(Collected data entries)
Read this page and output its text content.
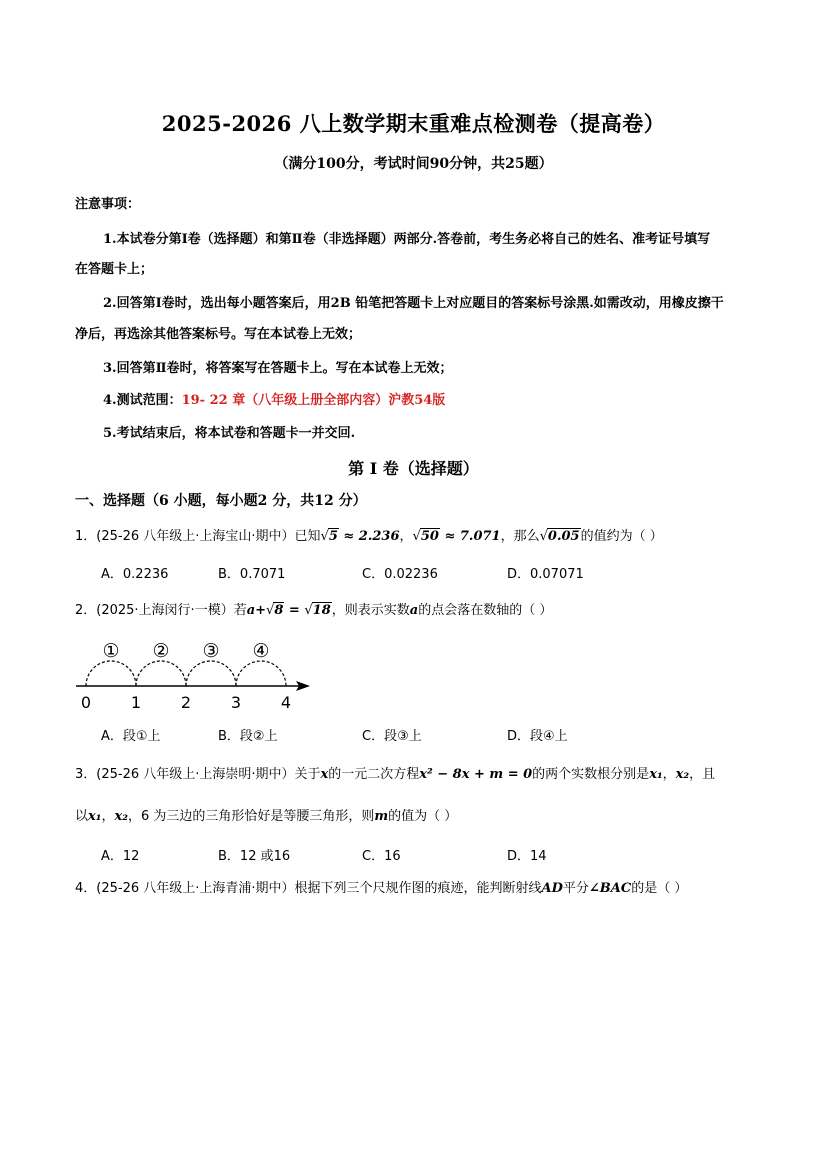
2025-2026 八上数学期末重难点检测卷（提高卷）
（满分100分，考试时间90分钟，共25题）
注意事项：
1.本试卷分第Ⅰ卷（选择题）和第Ⅱ卷（非选择题）两部分.答卷前，考生务必将自己的姓名、准考证号填写
在答题卡上；
2.回答第Ⅰ卷时，选出每小题答案后，用2B 铅笔把答题卡上对应题目的答案标号涂黑.如需改动，用橡皮擦干
净后，再选涂其他答案标号。写在本试卷上无效；
3.回答第Ⅱ卷时，将答案写在答题卡上。写在本试卷上无效；
4.测试范围：19- 22 章（八年级上册全部内容）沪教54版
5.考试结束后，将本试卷和答题卡一并交回.
第 I 卷（选择题）
一、选择题（6 小题，每小题2 分，共12 分）
1．(25-26 八年级上·上海宝山·期中）已知√5 ≈ 2.236，√50 ≈ 7.071，那么√0.05的值约为（ ）
A．0.2236	B．0.7071	C．0.02236	D．0.07071
2．(2025·上海闵行·一模）若a+√8 = √18，则表示实数a的点会落在数轴的（ ）
① ② ③ ④
0 1 2 3 4
A．段①上	B．段②上	C．段③上	D．段④上
3．(25-26 八年级上·上海崇明·期中）关于x的一元二次方程x² − 8x + m = 0的两个实数根分别是x₁，x₂，且
以x₁，x₂，6 为三边的三角形恰好是等腰三角形，则m的值为（ ）
A．12	B．12 或16	C．16	D．14
4．(25-26 八年级上·上海青浦·期中）根据下列三个尺规作图的痕迹，能判断射线AD平分∠BAC的是（ ）
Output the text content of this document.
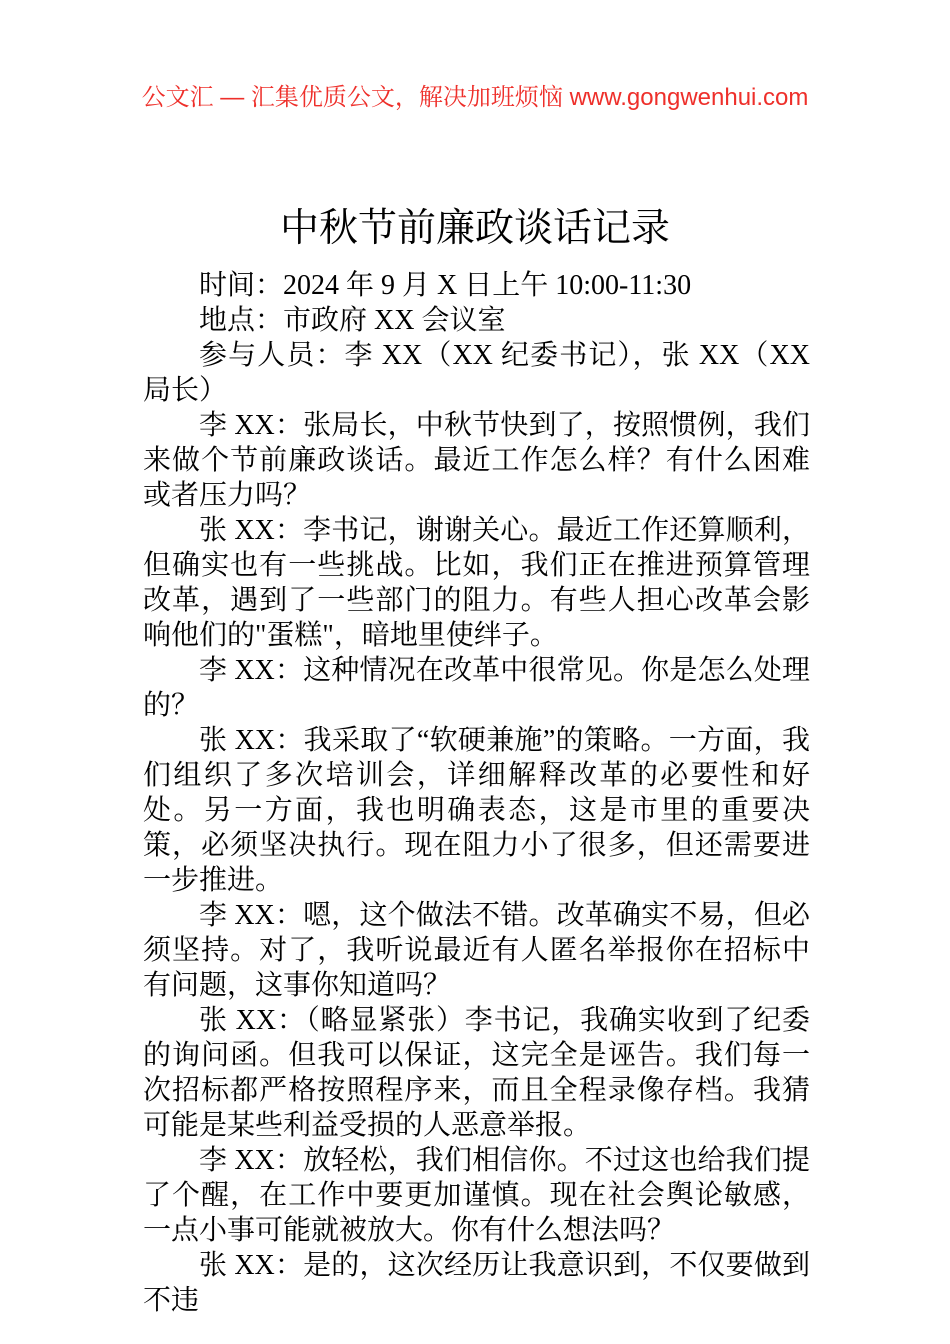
公文汇 — 汇集优质公文，解决加班烦恼 www.gongwenhui.com
中秋节前廉政谈话记录

时间：2024 年 9 月 X 日上午 10:00-11:30

地点：市政府 XX 会议室

参与人员：李 XX（XX 纪委书记），张 XX（XX 局长）

李 XX：张局长，中秋节快到了，按照惯例，我们来做个节前廉政谈话。最近工作怎么样？有什么困难或者压力吗？

张 XX：李书记，谢谢关心。最近工作还算顺利，但确实也有一些挑战。比如，我们正在推进预算管理改革，遇到了一些部门的阻力。有些人担心改革会影响他们的"蛋糕"，暗地里使绊子。

李 XX：这种情况在改革中很常见。你是怎么处理的？

张 XX：我采取了“软硬兼施”的策略。一方面，我们组织了多次培训会，详细解释改革的必要性和好处。另一方面，我也明确表态，这是市里的重要决策，必须坚决执行。现在阻力小了很多，但还需要进一步推进。

李 XX：嗯，这个做法不错。改革确实不易，但必须坚持。对了，我听说最近有人匿名举报你在招标中有问题，这事你知道吗？

张 XX：（略显紧张）李书记，我确实收到了纪委的询问函。但我可以保证，这完全是诬告。我们每一次招标都严格按照程序来，而且全程录像存档。我猜可能是某些利益受损的人恶意举报。

李 XX：放轻松，我们相信你。不过这也给我们提了个醒，在工作中要更加谨慎。现在社会舆论敏感，一点小事可能就被放大。你有什么想法吗？

张 XX：是的，这次经历让我意识到，不仅要做到不违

## Aim
In the entries above, identify every line with the string "写在本试卷上无效".

## Written solution
净后，再选涂其他答案标号。写在本试卷上无效；
3.回答第Ⅱ卷时，将答案写在答题卡上。写在本试卷上无效；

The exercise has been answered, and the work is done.